##### DATASET EXCERPTS #####

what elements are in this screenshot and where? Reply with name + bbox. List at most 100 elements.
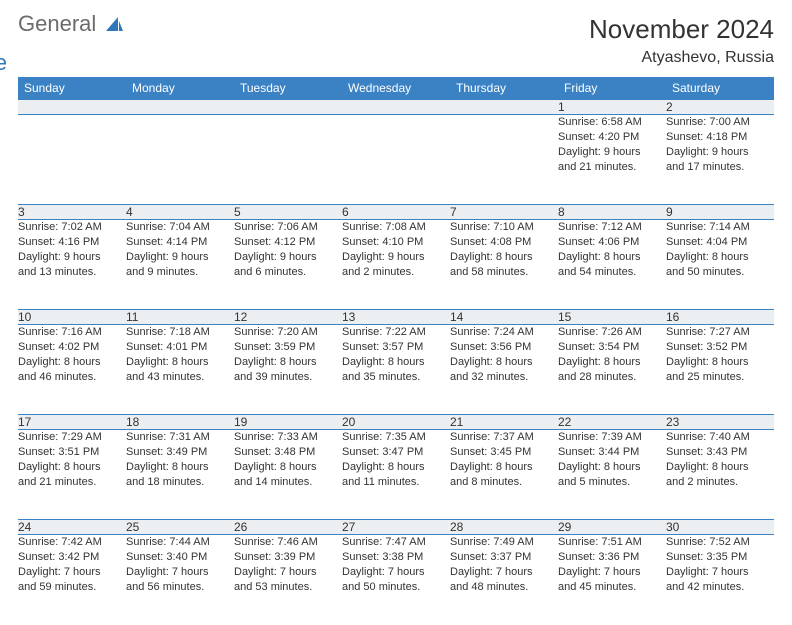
sunrise-text: Sunrise: 7:35 AM [342, 430, 450, 445]
daylight-text: Daylight: 7 hours [18, 565, 126, 580]
day-number-cell: 30 [666, 520, 774, 535]
sunrise-text: Sunrise: 7:08 AM [342, 220, 450, 235]
day-content-cell: Sunrise: 7:14 AMSunset: 4:04 PMDaylight:… [666, 220, 774, 310]
daylight-text: and 8 minutes. [450, 475, 558, 490]
day-number-row: 10111213141516 [18, 310, 774, 325]
day-content-cell: Sunrise: 7:04 AMSunset: 4:14 PMDaylight:… [126, 220, 234, 310]
daylight-text: Daylight: 7 hours [450, 565, 558, 580]
daylight-text: Daylight: 8 hours [666, 460, 774, 475]
day-content-cell: Sunrise: 7:18 AMSunset: 4:01 PMDaylight:… [126, 325, 234, 415]
sunrise-text: Sunrise: 7:02 AM [18, 220, 126, 235]
day-content-cell: Sunrise: 7:00 AMSunset: 4:18 PMDaylight:… [666, 115, 774, 205]
sunrise-text: Sunrise: 7:20 AM [234, 325, 342, 340]
sunrise-text: Sunrise: 7:51 AM [558, 535, 666, 550]
day-content-cell: Sunrise: 7:40 AMSunset: 3:43 PMDaylight:… [666, 430, 774, 520]
sunset-text: Sunset: 3:40 PM [126, 550, 234, 565]
day-number-row: 17181920212223 [18, 415, 774, 430]
sunrise-text: Sunrise: 6:58 AM [558, 115, 666, 130]
day-number-cell: 1 [558, 100, 666, 115]
daylight-text: and 2 minutes. [342, 265, 450, 280]
daylight-text: and 43 minutes. [126, 370, 234, 385]
day-number-cell: 14 [450, 310, 558, 325]
day-content-row: Sunrise: 6:58 AMSunset: 4:20 PMDaylight:… [18, 115, 774, 205]
daylight-text: and 14 minutes. [234, 475, 342, 490]
sunset-text: Sunset: 3:54 PM [558, 340, 666, 355]
sunset-text: Sunset: 3:37 PM [450, 550, 558, 565]
day-content-cell: Sunrise: 7:22 AMSunset: 3:57 PMDaylight:… [342, 325, 450, 415]
daylight-text: Daylight: 8 hours [666, 250, 774, 265]
day-content-cell: Sunrise: 7:02 AMSunset: 4:16 PMDaylight:… [18, 220, 126, 310]
daylight-text: and 21 minutes. [18, 475, 126, 490]
sunset-text: Sunset: 3:49 PM [126, 445, 234, 460]
daylight-text: Daylight: 8 hours [450, 355, 558, 370]
daylight-text: and 53 minutes. [234, 580, 342, 595]
daylight-text: and 28 minutes. [558, 370, 666, 385]
daylight-text: Daylight: 9 hours [126, 250, 234, 265]
day-number-cell: 24 [18, 520, 126, 535]
sunrise-text: Sunrise: 7:04 AM [126, 220, 234, 235]
daylight-text: Daylight: 7 hours [126, 565, 234, 580]
day-content-cell: Sunrise: 7:47 AMSunset: 3:38 PMDaylight:… [342, 535, 450, 625]
day-number-row: 12 [18, 100, 774, 115]
day-number-cell: 2 [666, 100, 774, 115]
day-number-cell: 26 [234, 520, 342, 535]
sunrise-text: Sunrise: 7:16 AM [18, 325, 126, 340]
day-number-cell: 18 [126, 415, 234, 430]
day-content-cell: Sunrise: 7:26 AMSunset: 3:54 PMDaylight:… [558, 325, 666, 415]
sunrise-text: Sunrise: 7:12 AM [558, 220, 666, 235]
sunrise-text: Sunrise: 7:44 AM [126, 535, 234, 550]
sunrise-text: Sunrise: 7:40 AM [666, 430, 774, 445]
daylight-text: Daylight: 8 hours [234, 460, 342, 475]
daylight-text: Daylight: 8 hours [18, 355, 126, 370]
sunrise-text: Sunrise: 7:49 AM [450, 535, 558, 550]
sunrise-text: Sunrise: 7:29 AM [18, 430, 126, 445]
day-number-cell [126, 100, 234, 115]
daylight-text: Daylight: 8 hours [342, 460, 450, 475]
day-number-cell: 3 [18, 205, 126, 220]
daylight-text: and 48 minutes. [450, 580, 558, 595]
sunset-text: Sunset: 4:10 PM [342, 235, 450, 250]
daylight-text: and 50 minutes. [666, 265, 774, 280]
day-content-cell [234, 115, 342, 205]
weekday-header: Thursday [450, 77, 558, 100]
day-content-cell: Sunrise: 7:16 AMSunset: 4:02 PMDaylight:… [18, 325, 126, 415]
daylight-text: Daylight: 8 hours [558, 250, 666, 265]
header: General Blue November 2024 Atyashevo, Ru… [18, 14, 774, 67]
weekday-header-row: Sunday Monday Tuesday Wednesday Thursday… [18, 77, 774, 100]
sunrise-text: Sunrise: 7:18 AM [126, 325, 234, 340]
daylight-text: and 46 minutes. [18, 370, 126, 385]
day-number-cell: 11 [126, 310, 234, 325]
daylight-text: Daylight: 9 hours [342, 250, 450, 265]
day-number-cell: 16 [666, 310, 774, 325]
day-number-cell: 12 [234, 310, 342, 325]
daylight-text: Daylight: 8 hours [126, 460, 234, 475]
sunrise-text: Sunrise: 7:52 AM [666, 535, 774, 550]
daylight-text: Daylight: 8 hours [666, 355, 774, 370]
day-content-cell: Sunrise: 7:10 AMSunset: 4:08 PMDaylight:… [450, 220, 558, 310]
day-content-cell: Sunrise: 7:42 AMSunset: 3:42 PMDaylight:… [18, 535, 126, 625]
daylight-text: Daylight: 9 hours [18, 250, 126, 265]
sunrise-text: Sunrise: 7:00 AM [666, 115, 774, 130]
day-number-cell: 23 [666, 415, 774, 430]
weekday-header: Sunday [18, 77, 126, 100]
brand-part2: Blue [0, 50, 7, 75]
daylight-text: Daylight: 8 hours [450, 460, 558, 475]
sunset-text: Sunset: 4:02 PM [18, 340, 126, 355]
day-content-cell: Sunrise: 7:27 AMSunset: 3:52 PMDaylight:… [666, 325, 774, 415]
day-content-cell: Sunrise: 6:58 AMSunset: 4:20 PMDaylight:… [558, 115, 666, 205]
day-number-cell [234, 100, 342, 115]
daylight-text: and 18 minutes. [126, 475, 234, 490]
sunset-text: Sunset: 4:18 PM [666, 130, 774, 145]
sunset-text: Sunset: 4:06 PM [558, 235, 666, 250]
sunrise-text: Sunrise: 7:37 AM [450, 430, 558, 445]
day-content-cell: Sunrise: 7:35 AMSunset: 3:47 PMDaylight:… [342, 430, 450, 520]
sunrise-text: Sunrise: 7:22 AM [342, 325, 450, 340]
calendar-body: 12Sunrise: 6:58 AMSunset: 4:20 PMDayligh… [18, 100, 774, 625]
daylight-text: and 11 minutes. [342, 475, 450, 490]
day-content-cell: Sunrise: 7:12 AMSunset: 4:06 PMDaylight:… [558, 220, 666, 310]
title-block: November 2024 Atyashevo, Russia [589, 14, 774, 67]
daylight-text: Daylight: 7 hours [234, 565, 342, 580]
location-label: Atyashevo, Russia [589, 49, 774, 67]
day-number-cell [342, 100, 450, 115]
day-content-cell: Sunrise: 7:49 AMSunset: 3:37 PMDaylight:… [450, 535, 558, 625]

#####

- **TO DO**: Please edit the entries starting at the line that contains "sunrise-text: Sunrise: 7:35" and ending at the line that contains "daylight-text: Daylight: 7 hours [126, 565, 234, 580]", replacing "minutes" with "mins" and leaving everything else unchanged. Give back only those lines.

- **ANSWER TO THE TASK**:
sunrise-text: Sunrise: 7:35 AM [342, 430, 450, 445]
daylight-text: Daylight: 7 hours [18, 565, 126, 580]
day-number-cell: 30 [666, 520, 774, 535]
sunrise-text: Sunrise: 7:08 AM [342, 220, 450, 235]
day-content-cell: Sunrise: 7:14 AMSunset: 4:04 PMDaylight:… [666, 220, 774, 310]
daylight-text: and 8 mins. [450, 475, 558, 490]
day-number-row: 10111213141516 [18, 310, 774, 325]
day-content-cell: Sunrise: 7:04 AMSunset: 4:14 PMDaylight:… [126, 220, 234, 310]
daylight-text: Daylight: 7 hours [450, 565, 558, 580]
daylight-text: Daylight: 8 hours [666, 460, 774, 475]
day-content-cell: Sunrise: 7:18 AMSunset: 4:01 PMDaylight:… [126, 325, 234, 415]
sunrise-text: Sunrise: 7:02 AM [18, 220, 126, 235]
day-content-cell: Sunrise: 7:00 AMSunset: 4:18 PMDaylight:… [666, 115, 774, 205]
sunrise-text: Sunrise: 7:20 AM [234, 325, 342, 340]
sunrise-text: Sunrise: 7:51 AM [558, 535, 666, 550]
day-content-cell: Sunrise: 7:40 AMSunset: 3:43 PMDaylight:… [666, 430, 774, 520]
sunset-text: Sunset: 3:40 PM [126, 550, 234, 565]
day-number-row: 17181920212223 [18, 415, 774, 430]
sunrise-text: Sunrise: 6:58 AM [558, 115, 666, 130]
day-number-cell: 1 [558, 100, 666, 115]
daylight-text: and 2 mins. [342, 265, 450, 280]
daylight-text: and 43 mins. [126, 370, 234, 385]
day-number-cell: 14 [450, 310, 558, 325]
day-content-row: Sunrise: 6:58 AMSunset: 4:20 PMDaylight:… [18, 115, 774, 205]
daylight-text: and 14 mins. [234, 475, 342, 490]
sunset-text: Sunset: 3:54 PM [558, 340, 666, 355]
sunset-text: Sunset: 3:37 PM [450, 550, 558, 565]
day-content-cell: Sunrise: 7:22 AMSunset: 3:57 PMDaylight:… [342, 325, 450, 415]
daylight-text: Daylight: 8 hours [666, 250, 774, 265]
day-content-cell: Sunrise: 7:02 AMSunset: 4:16 PMDaylight:… [18, 220, 126, 310]
daylight-text: and 21 mins. [18, 475, 126, 490]
sunset-text: Sunset: 3:49 PM [126, 445, 234, 460]
daylight-text: Daylight: 8 hours [450, 355, 558, 370]
daylight-text: and 53 mins. [234, 580, 342, 595]
daylight-text: and 28 mins. [558, 370, 666, 385]
daylight-text: Daylight: 9 hours [126, 250, 234, 265]
day-number-cell: 24 [18, 520, 126, 535]
sunrise-text: Sunrise: 7:04 AM [126, 220, 234, 235]
daylight-text: Daylight: 7 hours [126, 565, 234, 580]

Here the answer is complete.